• [WHAT YOU SHOULD DO] Reproduce the data exactly and drop any pictures it holds.

[Dataset rows]
________________________

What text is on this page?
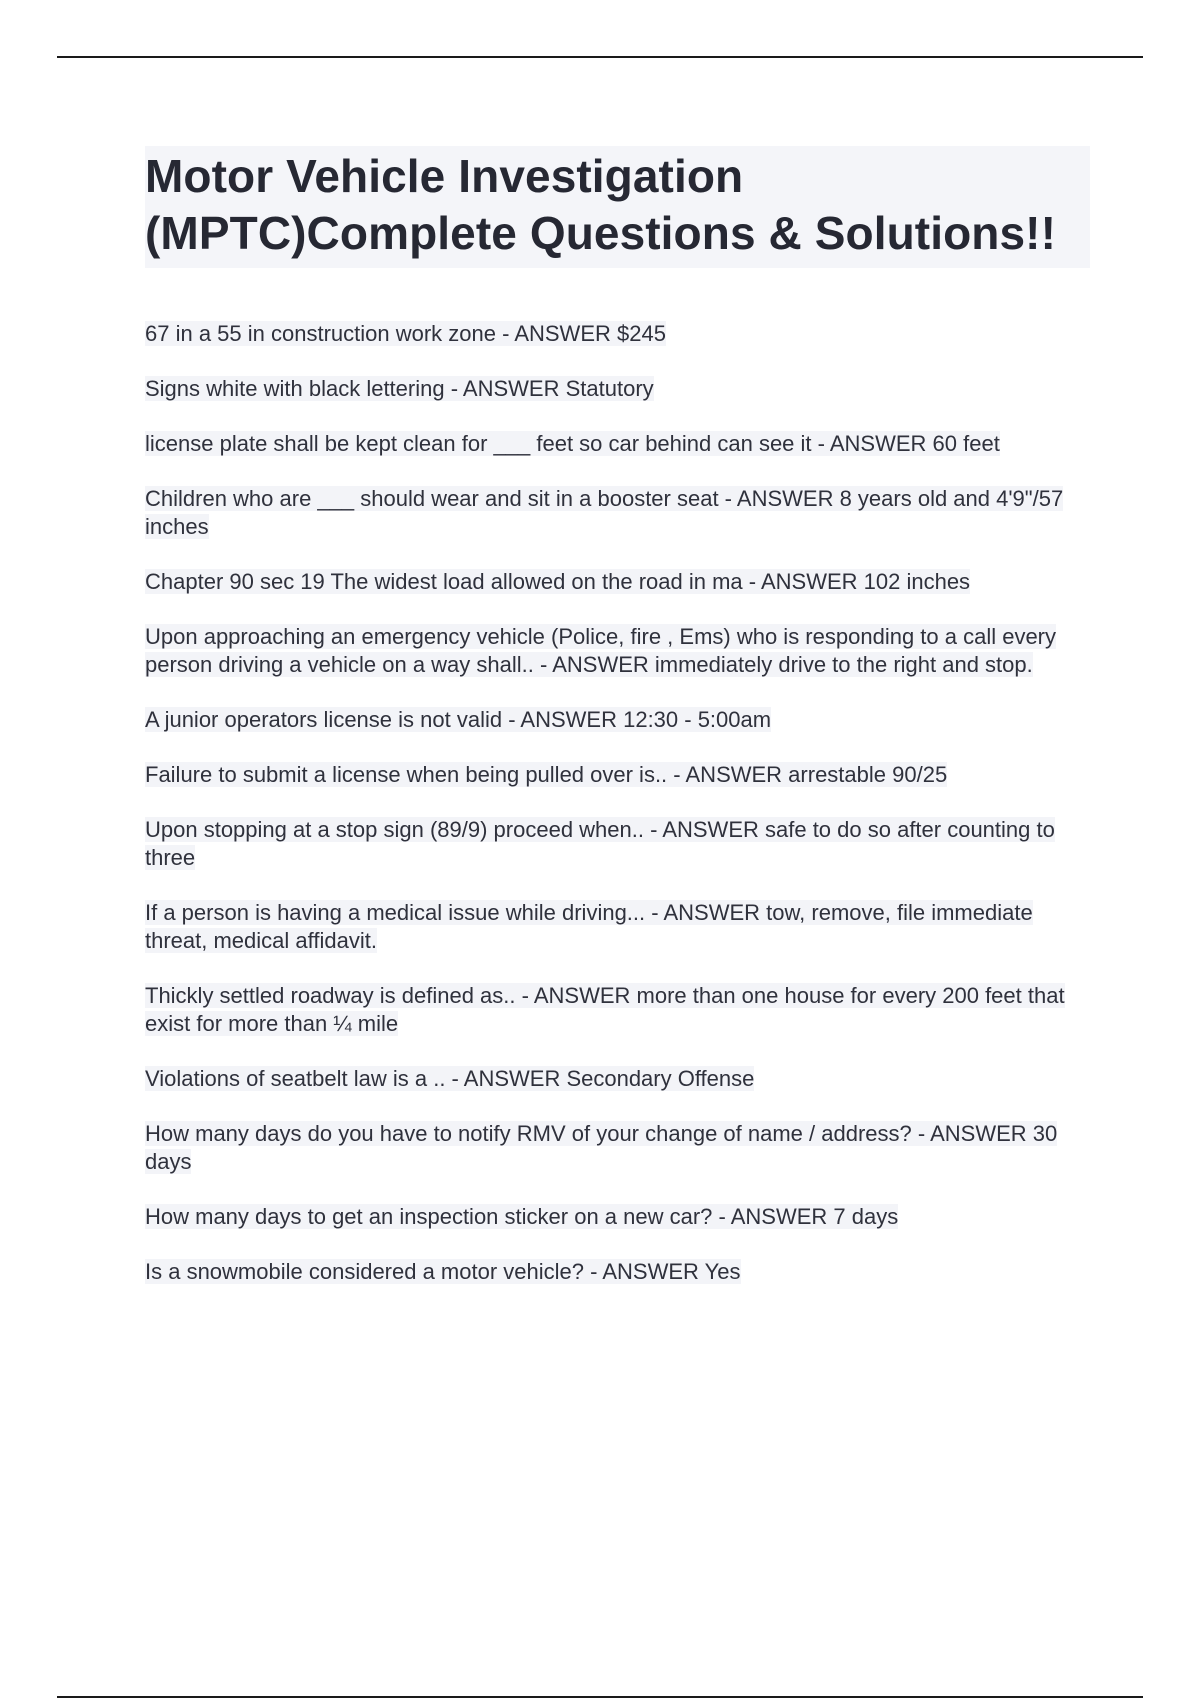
Motor Vehicle Investigation (MPTC)Complete Questions & Solutions!!
67 in a 55 in construction work zone - ANSWER $245
Signs white with black lettering - ANSWER Statutory
license plate shall be kept clean for ___ feet so car behind can see it - ANSWER 60 feet
Children who are ___ should wear and sit in a booster seat - ANSWER 8 years old and 4'9"/57 inches
Chapter 90 sec 19 The widest load allowed on the road in ma - ANSWER 102 inches
Upon approaching an emergency vehicle (Police, fire , Ems) who is responding to a call every person driving a vehicle on a way shall.. - ANSWER immediately drive to the right and stop.
A junior operators license is not valid - ANSWER 12:30 - 5:00am
Failure to submit a license when being pulled over is.. - ANSWER arrestable 90/25
Upon stopping at a stop sign (89/9) proceed when.. - ANSWER safe to do so after counting to three
If a person is having a medical issue while driving... - ANSWER tow, remove, file immediate threat, medical affidavit.
Thickly settled roadway is defined as.. - ANSWER more than one house for every 200 feet that exist for more than ¼ mile
Violations of seatbelt law is a .. - ANSWER Secondary Offense
How many days do you have to notify RMV of your change of name / address? - ANSWER 30 days
How many days to get an inspection sticker on a new car? - ANSWER 7 days
Is a snowmobile considered a motor vehicle? - ANSWER Yes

________________________

• [RIGHT ANSWER]
What text is on this page?
Motor Vehicle Investigation (MPTC)Complete Questions & Solutions!!
67 in a 55 in construction work zone - ANSWER $245
Signs white with black lettering - ANSWER Statutory
license plate shall be kept clean for ___ feet so car behind can see it - ANSWER 60 feet
Children who are ___ should wear and sit in a booster seat - ANSWER 8 years old and 4'9"/57 inches
Chapter 90 sec 19 The widest load allowed on the road in ma - ANSWER 102 inches
Upon approaching an emergency vehicle (Police, fire , Ems) who is responding to a call every person driving a vehicle on a way shall.. - ANSWER immediately drive to the right and stop.
A junior operators license is not valid - ANSWER 12:30 - 5:00am
Failure to submit a license when being pulled over is.. - ANSWER arrestable 90/25
Upon stopping at a stop sign (89/9) proceed when.. - ANSWER safe to do so after counting to three
If a person is having a medical issue while driving... - ANSWER tow, remove, file immediate threat, medical affidavit.
Thickly settled roadway is defined as.. - ANSWER more than one house for every 200 feet that exist for more than ¼ mile
Violations of seatbelt law is a .. - ANSWER Secondary Offense
How many days do you have to notify RMV of your change of name / address? - ANSWER 30 days
How many days to get an inspection sticker on a new car? - ANSWER 7 days
Is a snowmobile considered a motor vehicle? - ANSWER Yes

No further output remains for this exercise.